- [Exercise objective] Take the data below and repeat it exactly.

- [Dataset rows]
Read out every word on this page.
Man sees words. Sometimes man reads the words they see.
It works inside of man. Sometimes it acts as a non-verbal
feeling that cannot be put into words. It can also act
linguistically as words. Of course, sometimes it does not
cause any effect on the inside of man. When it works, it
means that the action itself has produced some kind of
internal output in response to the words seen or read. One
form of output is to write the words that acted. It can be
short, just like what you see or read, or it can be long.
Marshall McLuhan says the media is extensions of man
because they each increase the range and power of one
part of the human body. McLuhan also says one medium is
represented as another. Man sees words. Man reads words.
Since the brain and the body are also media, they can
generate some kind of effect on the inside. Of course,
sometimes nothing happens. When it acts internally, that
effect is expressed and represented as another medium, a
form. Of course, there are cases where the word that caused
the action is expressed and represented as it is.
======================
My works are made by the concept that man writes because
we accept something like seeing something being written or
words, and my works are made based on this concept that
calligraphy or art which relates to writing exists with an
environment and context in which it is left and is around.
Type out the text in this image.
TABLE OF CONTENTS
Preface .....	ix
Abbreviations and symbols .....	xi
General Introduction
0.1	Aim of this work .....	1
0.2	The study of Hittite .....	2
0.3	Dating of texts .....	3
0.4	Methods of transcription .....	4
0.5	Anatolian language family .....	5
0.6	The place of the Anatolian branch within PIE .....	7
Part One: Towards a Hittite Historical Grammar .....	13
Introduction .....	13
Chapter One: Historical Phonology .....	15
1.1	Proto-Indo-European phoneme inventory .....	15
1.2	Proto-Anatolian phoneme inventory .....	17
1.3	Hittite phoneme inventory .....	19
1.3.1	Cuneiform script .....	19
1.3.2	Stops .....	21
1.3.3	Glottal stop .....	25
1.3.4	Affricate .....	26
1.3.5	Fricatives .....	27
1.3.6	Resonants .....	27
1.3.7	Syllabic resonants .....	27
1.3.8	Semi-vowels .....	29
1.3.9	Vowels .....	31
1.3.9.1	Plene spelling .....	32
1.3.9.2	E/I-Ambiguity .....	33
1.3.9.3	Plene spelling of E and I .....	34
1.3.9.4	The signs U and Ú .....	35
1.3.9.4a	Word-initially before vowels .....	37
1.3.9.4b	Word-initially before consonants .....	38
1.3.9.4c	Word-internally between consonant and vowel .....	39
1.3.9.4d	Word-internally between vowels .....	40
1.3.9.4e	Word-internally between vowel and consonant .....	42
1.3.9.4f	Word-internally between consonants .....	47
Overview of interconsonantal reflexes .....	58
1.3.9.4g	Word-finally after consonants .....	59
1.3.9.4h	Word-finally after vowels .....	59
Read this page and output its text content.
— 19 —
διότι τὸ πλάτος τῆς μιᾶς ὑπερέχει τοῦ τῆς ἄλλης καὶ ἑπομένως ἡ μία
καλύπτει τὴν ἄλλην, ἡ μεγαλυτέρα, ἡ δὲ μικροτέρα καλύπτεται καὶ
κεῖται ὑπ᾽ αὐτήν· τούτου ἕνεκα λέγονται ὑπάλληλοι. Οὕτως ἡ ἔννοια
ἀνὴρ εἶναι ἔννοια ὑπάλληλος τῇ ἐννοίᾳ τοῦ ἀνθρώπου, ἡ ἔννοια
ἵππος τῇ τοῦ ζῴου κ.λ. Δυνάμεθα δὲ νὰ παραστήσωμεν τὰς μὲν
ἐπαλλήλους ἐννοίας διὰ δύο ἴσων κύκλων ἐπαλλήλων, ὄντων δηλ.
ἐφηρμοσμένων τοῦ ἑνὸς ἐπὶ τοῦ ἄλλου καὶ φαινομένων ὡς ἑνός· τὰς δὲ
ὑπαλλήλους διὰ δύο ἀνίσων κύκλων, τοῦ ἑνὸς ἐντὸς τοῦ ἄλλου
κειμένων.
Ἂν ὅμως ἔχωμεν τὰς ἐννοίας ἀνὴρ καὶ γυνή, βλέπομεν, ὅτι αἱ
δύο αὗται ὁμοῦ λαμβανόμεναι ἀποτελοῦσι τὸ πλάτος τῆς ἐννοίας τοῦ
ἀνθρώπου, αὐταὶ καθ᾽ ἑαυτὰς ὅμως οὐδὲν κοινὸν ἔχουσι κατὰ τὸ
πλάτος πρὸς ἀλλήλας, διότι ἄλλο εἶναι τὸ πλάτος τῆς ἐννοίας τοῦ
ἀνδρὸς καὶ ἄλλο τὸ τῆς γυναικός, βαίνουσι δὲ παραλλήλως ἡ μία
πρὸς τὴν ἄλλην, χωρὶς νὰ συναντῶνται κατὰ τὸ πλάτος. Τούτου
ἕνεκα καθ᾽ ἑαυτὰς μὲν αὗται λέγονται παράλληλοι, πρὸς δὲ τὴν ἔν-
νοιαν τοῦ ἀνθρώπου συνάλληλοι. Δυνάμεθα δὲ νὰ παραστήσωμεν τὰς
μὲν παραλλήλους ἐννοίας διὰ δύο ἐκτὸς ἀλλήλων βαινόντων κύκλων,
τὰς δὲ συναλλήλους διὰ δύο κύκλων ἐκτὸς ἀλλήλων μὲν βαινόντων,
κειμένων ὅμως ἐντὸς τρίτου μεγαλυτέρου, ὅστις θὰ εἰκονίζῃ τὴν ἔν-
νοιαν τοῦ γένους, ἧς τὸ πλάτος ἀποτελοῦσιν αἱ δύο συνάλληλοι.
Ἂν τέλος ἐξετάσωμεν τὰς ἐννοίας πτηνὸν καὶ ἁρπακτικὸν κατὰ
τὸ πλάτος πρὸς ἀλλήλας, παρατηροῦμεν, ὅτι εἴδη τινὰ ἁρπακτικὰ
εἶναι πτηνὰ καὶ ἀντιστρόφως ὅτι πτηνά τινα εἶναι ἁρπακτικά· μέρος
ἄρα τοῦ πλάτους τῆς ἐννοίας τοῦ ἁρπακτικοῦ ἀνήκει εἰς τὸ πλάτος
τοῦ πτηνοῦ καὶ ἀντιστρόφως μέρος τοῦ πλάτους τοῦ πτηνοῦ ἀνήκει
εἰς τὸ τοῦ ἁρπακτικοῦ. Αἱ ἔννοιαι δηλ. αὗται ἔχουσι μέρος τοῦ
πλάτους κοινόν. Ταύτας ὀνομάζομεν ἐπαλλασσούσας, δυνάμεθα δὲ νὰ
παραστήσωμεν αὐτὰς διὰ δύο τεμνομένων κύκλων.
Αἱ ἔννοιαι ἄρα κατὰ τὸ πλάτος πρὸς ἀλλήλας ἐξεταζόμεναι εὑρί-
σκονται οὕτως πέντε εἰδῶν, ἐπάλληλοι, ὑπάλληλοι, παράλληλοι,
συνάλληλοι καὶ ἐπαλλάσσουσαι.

- [Task result]
Read out every word on this page.
Man sees words. Sometimes man reads the words they see.
It works inside of man. Sometimes it acts as a non-verbal
feeling that cannot be put into words. It can also act
linguistically as words. Of course, sometimes it does not
cause any effect on the inside of man. When it works, it
means that the action itself has produced some kind of
internal output in response to the words seen or read. One
form of output is to write the words that acted. It can be
short, just like what you see or read, or it can be long.
Marshall McLuhan says the media is extensions of man
because they each increase the range and power of one
part of the human body. McLuhan also says one medium is
represented as another. Man sees words. Man reads words.
Since the brain and the body are also media, they can
generate some kind of effect on the inside. Of course,
sometimes nothing happens. When it acts internally, that
effect is expressed and represented as another medium, a
form. Of course, there are cases where the word that caused
the action is expressed and represented as it is.
======================
My works are made by the concept that man writes because
we accept something like seeing something being written or
words, and my works are made based on this concept that
calligraphy or art which relates to writing exists with an
environment and context in which it is left and is around.
Type out the text in this image.
TABLE OF CONTENTS
Preface .....	ix
Abbreviations and symbols .....	xi
General Introduction
0.1	Aim of this work .....	1
0.2	The study of Hittite .....	2
0.3	Dating of texts .....	3
0.4	Methods of transcription .....	4
0.5	Anatolian language family .....	5
0.6	The place of the Anatolian branch within PIE .....	7
Part One: Towards a Hittite Historical Grammar .....	13
Introduction .....	13
Chapter One: Historical Phonology .....	15
1.1	Proto-Indo-European phoneme inventory .....	15
1.2	Proto-Anatolian phoneme inventory .....	17
1.3	Hittite phoneme inventory .....	19
1.3.1	Cuneiform script .....	19
1.3.2	Stops .....	21
1.3.3	Glottal stop .....	25
1.3.4	Affricate .....	26
1.3.5	Fricatives .....	27
1.3.6	Resonants .....	27
1.3.7	Syllabic resonants .....	27
1.3.8	Semi-vowels .....	29
1.3.9	Vowels .....	31
1.3.9.1	Plene spelling .....	32
1.3.9.2	E/I-Ambiguity .....	33
1.3.9.3	Plene spelling of E and I .....	34
1.3.9.4	The signs U and Ú .....	35
1.3.9.4a	Word-initially before vowels .....	37
1.3.9.4b	Word-initially before consonants .....	38
1.3.9.4c	Word-internally between consonant and vowel .....	39
1.3.9.4d	Word-internally between vowels .....	40
1.3.9.4e	Word-internally between vowel and consonant .....	42
1.3.9.4f	Word-internally between consonants .....	47
Overview of interconsonantal reflexes .....	58
1.3.9.4g	Word-finally after consonants .....	59
1.3.9.4h	Word-finally after vowels .....	59
Read this page and output its text content.
— 19 —
διότι τὸ πλάτος τῆς μιᾶς ὑπερέχει τοῦ τῆς ἄλλης καὶ ἑπομένως ἡ μία
καλύπτει τὴν ἄλλην, ἡ μεγαλυτέρα, ἡ δὲ μικροτέρα καλύπτεται καὶ
κεῖται ὑπ᾽ αὐτήν· τούτου ἕνεκα λέγονται ὑπάλληλοι. Οὕτως ἡ ἔννοια
ἀνὴρ εἶναι ἔννοια ὑπάλληλος τῇ ἐννοίᾳ τοῦ ἀνθρώπου, ἡ ἔννοια
ἵππος τῇ τοῦ ζῴου κ.λ. Δυνάμεθα δὲ νὰ παραστήσωμεν τὰς μὲν
ἐπαλλήλους ἐννοίας διὰ δύο ἴσων κύκλων ἐπαλλήλων, ὄντων δηλ.
ἐφηρμοσμένων τοῦ ἑνὸς ἐπὶ τοῦ ἄλλου καὶ φαινομένων ὡς ἑνός· τὰς δὲ
ὑπαλλήλους διὰ δύο ἀνίσων κύκλων, τοῦ ἑνὸς ἐντὸς τοῦ ἄλλου
κειμένων.
Ἂν ὅμως ἔχωμεν τὰς ἐννοίας ἀνὴρ καὶ γυνή, βλέπομεν, ὅτι αἱ
δύο αὗται ὁμοῦ λαμβανόμεναι ἀποτελοῦσι τὸ πλάτος τῆς ἐννοίας τοῦ
ἀνθρώπου, αὐταὶ καθ᾽ ἑαυτὰς ὅμως οὐδὲν κοινὸν ἔχουσι κατὰ τὸ
πλάτος πρὸς ἀλλήλας, διότι ἄλλο εἶναι τὸ πλάτος τῆς ἐννοίας τοῦ
ἀνδρὸς καὶ ἄλλο τὸ τῆς γυναικός, βαίνουσι δὲ παραλλήλως ἡ μία
πρὸς τὴν ἄλλην, χωρὶς νὰ συναντῶνται κατὰ τὸ πλάτος. Τούτου
ἕνεκα καθ᾽ ἑαυτὰς μὲν αὗται λέγονται παράλληλοι, πρὸς δὲ τὴν ἔν-
νοιαν τοῦ ἀνθρώπου συνάλληλοι. Δυνάμεθα δὲ νὰ παραστήσωμεν τὰς
μὲν παραλλήλους ἐννοίας διὰ δύο ἐκτὸς ἀλλήλων βαινόντων κύκλων,
τὰς δὲ συναλλήλους διὰ δύο κύκλων ἐκτὸς ἀλλήλων μὲν βαινόντων,
κειμένων ὅμως ἐντὸς τρίτου μεγαλυτέρου, ὅστις θὰ εἰκονίζῃ τὴν ἔν-
νοιαν τοῦ γένους, ἧς τὸ πλάτος ἀποτελοῦσιν αἱ δύο συνάλληλοι.
Ἂν τέλος ἐξετάσωμεν τὰς ἐννοίας πτηνὸν καὶ ἁρπακτικὸν κατὰ
τὸ πλάτος πρὸς ἀλλήλας, παρατηροῦμεν, ὅτι εἴδη τινὰ ἁρπακτικὰ
εἶναι πτηνὰ καὶ ἀντιστρόφως ὅτι πτηνά τινα εἶναι ἁρπακτικά· μέρος
ἄρα τοῦ πλάτους τῆς ἐννοίας τοῦ ἁρπακτικοῦ ἀνήκει εἰς τὸ πλάτος
τοῦ πτηνοῦ καὶ ἀντιστρόφως μέρος τοῦ πλάτους τοῦ πτηνοῦ ἀνήκει
εἰς τὸ τοῦ ἁρπακτικοῦ. Αἱ ἔννοιαι δηλ. αὗται ἔχουσι μέρος τοῦ
πλάτους κοινόν. Ταύτας ὀνομάζομεν ἐπαλλασσούσας, δυνάμεθα δὲ νὰ
παραστήσωμεν αὐτὰς διὰ δύο τεμνομένων κύκλων.
Αἱ ἔννοιαι ἄρα κατὰ τὸ πλάτος πρὸς ἀλλήλας ἐξεταζόμεναι εὑρί-
σκονται οὕτως πέντε εἰδῶν, ἐπάλληλοι, ὑπάλληλοι, παράλληλοι,
συνάλληλοι καὶ ἐπαλλάσσουσαι.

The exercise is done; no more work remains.